### [WRITTEN REQUEST]
Give the data below again exactly as it stands. Omit the pictures.

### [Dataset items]
§

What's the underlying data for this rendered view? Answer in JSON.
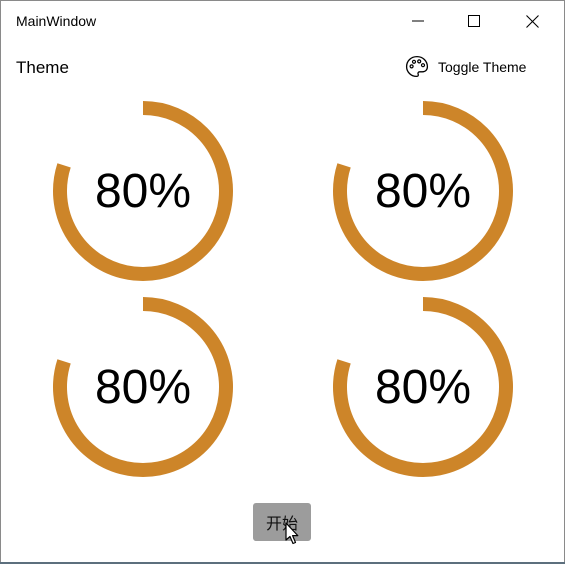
{
  "window": {
    "title": "MainWindow",
    "controls": [
      "minimize-icon",
      "maximize-icon",
      "close-icon"
    ]
  },
  "header": {
    "title": "Theme",
    "toggle_label": "Toggle Theme",
    "toggle_icon": "palette-icon"
  },
  "progress_rings": [
    {
      "value": 0.8,
      "label": "80%"
    },
    {
      "value": 0.8,
      "label": "80%"
    },
    {
      "value": 0.8,
      "label": "80%"
    },
    {
      "value": 0.8,
      "label": "80%"
    }
  ],
  "colors": {
    "ring": "#CD8529",
    "start_button": "#9C9C9C"
  },
  "actions": {
    "start_label": "开始"
  }
}
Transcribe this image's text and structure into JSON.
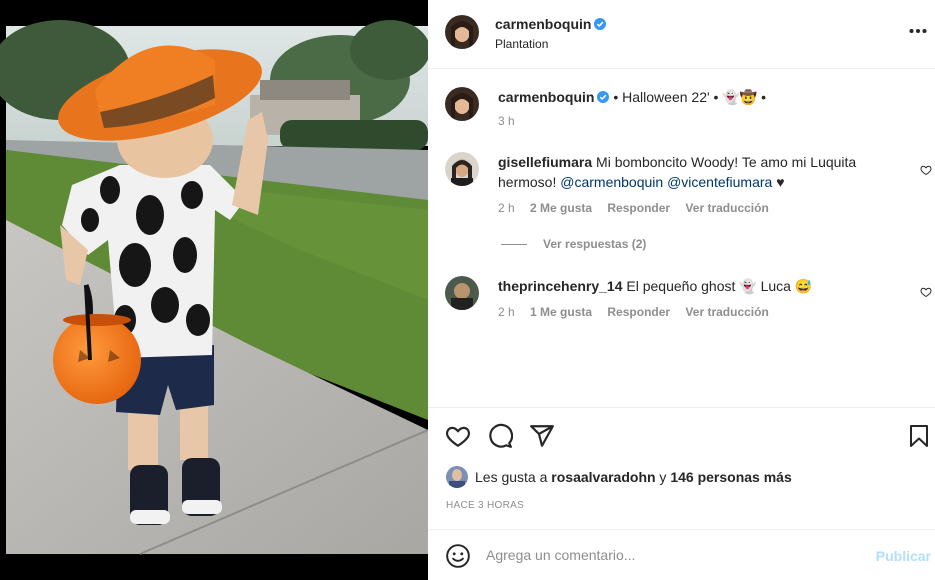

§

### [TASK OUTPUT]
What's the underlying data for this rendered view? Answer in JSON.
{
  "window": {
    "title": "MainWindow",
    "controls": [
      "minimize-icon",
      "maximize-icon",
      "close-icon"
    ]
  },
  "header": {
    "title": "Theme",
    "toggle_label": "Toggle Theme",
    "toggle_icon": "palette-icon"
  },
  "progress_rings": [
    {
      "value": 0.8,
      "label": "80%"
    },
    {
      "value": 0.8,
      "label": "80%"
    },
    {
      "value": 0.8,
      "label": "80%"
    },
    {
      "value": 0.8,
      "label": "80%"
    }
  ],
  "colors": {
    "ring": "#CD8529",
    "start_button": "#9C9C9C"
  },
  "actions": {
    "start_label": "开始"
  }
}
Transcribe this image's text and structure into JSON.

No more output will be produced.